* Start MATERIAL *

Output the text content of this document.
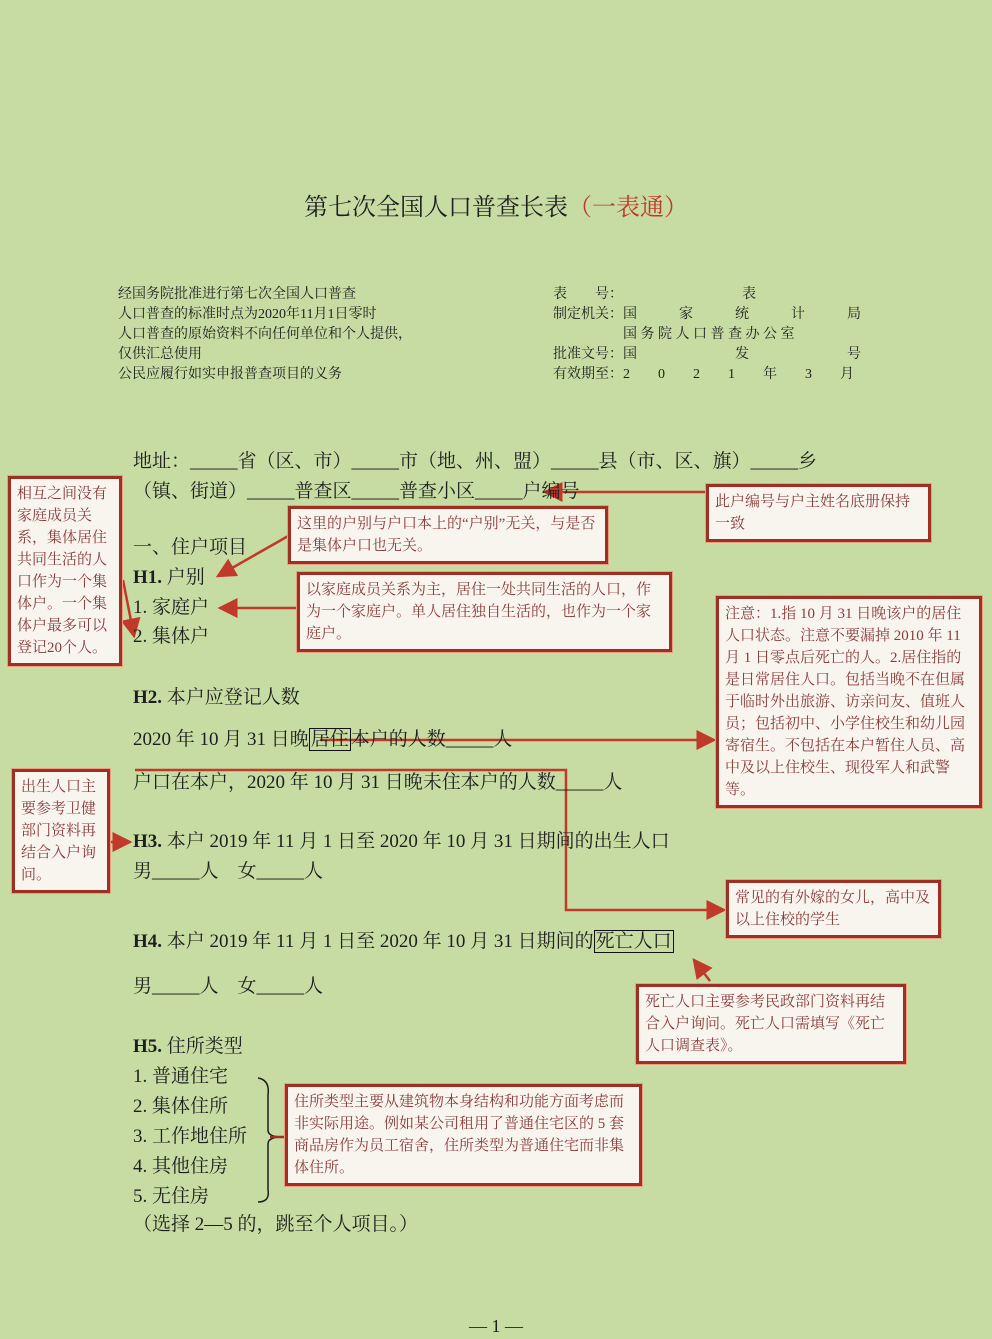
第七次全国人口普查长表（一表通）
经国务院批准进行第七次全国人口普查
人口普查的标准时点为2020年11月1日零时
人口普查的原始资料不向任何单位和个人提供，
仅供汇总使用
公民应履行如实申报普查项目的义务
表　　号：　　　　　　　　　表
制定机关：国　　　家　　　统　　　计　　　局
　　　　　国 务 院 人 口 普 查 办 公 室
批准文号：国　　　　　　　发　　　　　　　号
有效期至：2　　0　　2　　1　　年　　3　　月
地址：_____省（区、市）_____市（地、州、盟）_____县（市、区、旗）_____乡
（镇、街道）_____普查区_____普查小区_____户编号
一、住户项目
H1. 户别
1. 家庭户
2. 集体户
H2. 本户应登记人数
2020 年 10 月 31 日晚 居住 本户的人数_____人
户口在本户，2020 年 10 月 31 日晚未住本户的人数_____人
H3. 本户 2019 年 11 月 1 日至 2020 年 10 月 31 日期间的出生人口
男_____人　女_____人
H4. 本户 2019 年 11 月 1 日至 2020 年 10 月 31 日期间的 死亡人口
男_____人　女_____人
H5. 住所类型
1. 普通住宅
2. 集体住所
3. 工作地住所
4. 其他住房
5. 无住房
（选择 2—5 的，跳至个人项目。）
相互之间没有家庭成员关系，集体居住共同生活的人口作为一个集体户。一个集体户最多可以登记20个人。
这里的户别与户口本上的“户别”无关，与是否是集体户口也无关。
以家庭成员关系为主，居住一处共同生活的人口，作为一个家庭户。单人居住独自生活的，也作为一个家庭户。
此户编号与户主姓名底册保持一致
注意：1.指 10 月 31 日晚该户的居住人口状态。注意不要漏掉 2010 年 11 月 1 日零点后死亡的人。2.居住指的是日常居住人口。包括当晚不在但属于临时外出旅游、访亲问友、值班人员；包括初中、小学住校生和幼儿园寄宿生。不包括在本户暂住人员、高中及以上住校生、现役军人和武警等。
出生人口主要参考卫健部门资料再结合入户询问。
常见的有外嫁的女儿，高中及以上住校的学生
死亡人口主要参考民政部门资料再结合入户询问。死亡人口需填写《死亡人口调查表》。
住所类型主要从建筑物本身结构和功能方面考虑而非实际用途。例如某公司租用了普通住宅区的 5 套商品房作为员工宿舍，住所类型为普通住宅而非集体住所。
— 1 —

* End MATERIAL *

Restate the entire listing word for word, excluding pictures.

Output the text content of this document.
第七次全国人口普查长表（一表通）
经国务院批准进行第七次全国人口普查
人口普查的标准时点为2020年11月1日零时
人口普查的原始资料不向任何单位和个人提供，
仅供汇总使用
公民应履行如实申报普查项目的义务
表　　号：　　　　　　　　　表
制定机关：国　　　家　　　统　　　计　　　局
　　　　　国 务 院 人 口 普 查 办 公 室
批准文号：国　　　　　　　发　　　　　　　号
有效期至：2　　0　　2　　1　　年　　3　　月
地址：_____省（区、市）_____市（地、州、盟）_____县（市、区、旗）_____乡
（镇、街道）_____普查区_____普查小区_____户编号
一、住户项目
H1. 户别
1. 家庭户
2. 集体户
H2. 本户应登记人数
2020 年 10 月 31 日晚 居住 本户的人数_____人
户口在本户，2020 年 10 月 31 日晚未住本户的人数_____人
H3. 本户 2019 年 11 月 1 日至 2020 年 10 月 31 日期间的出生人口
男_____人　女_____人
H4. 本户 2019 年 11 月 1 日至 2020 年 10 月 31 日期间的 死亡人口
男_____人　女_____人
H5. 住所类型
1. 普通住宅
2. 集体住所
3. 工作地住所
4. 其他住房
5. 无住房
（选择 2—5 的，跳至个人项目。）
相互之间没有家庭成员关系，集体居住共同生活的人口作为一个集体户。一个集体户最多可以登记20个人。
这里的户别与户口本上的“户别”无关，与是否是集体户口也无关。
以家庭成员关系为主，居住一处共同生活的人口，作为一个家庭户。单人居住独自生活的，也作为一个家庭户。
此户编号与户主姓名底册保持一致
注意：1.指 10 月 31 日晚该户的居住人口状态。注意不要漏掉 2010 年 11 月 1 日零点后死亡的人。2.居住指的是日常居住人口。包括当晚不在但属于临时外出旅游、访亲问友、值班人员；包括初中、小学住校生和幼儿园寄宿生。不包括在本户暂住人员、高中及以上住校生、现役军人和武警等。
出生人口主要参考卫健部门资料再结合入户询问。
常见的有外嫁的女儿，高中及以上住校的学生
死亡人口主要参考民政部门资料再结合入户询问。死亡人口需填写《死亡人口调查表》。
住所类型主要从建筑物本身结构和功能方面考虑而非实际用途。例如某公司租用了普通住宅区的 5 套商品房作为员工宿舍，住所类型为普通住宅而非集体住所。
— 1 —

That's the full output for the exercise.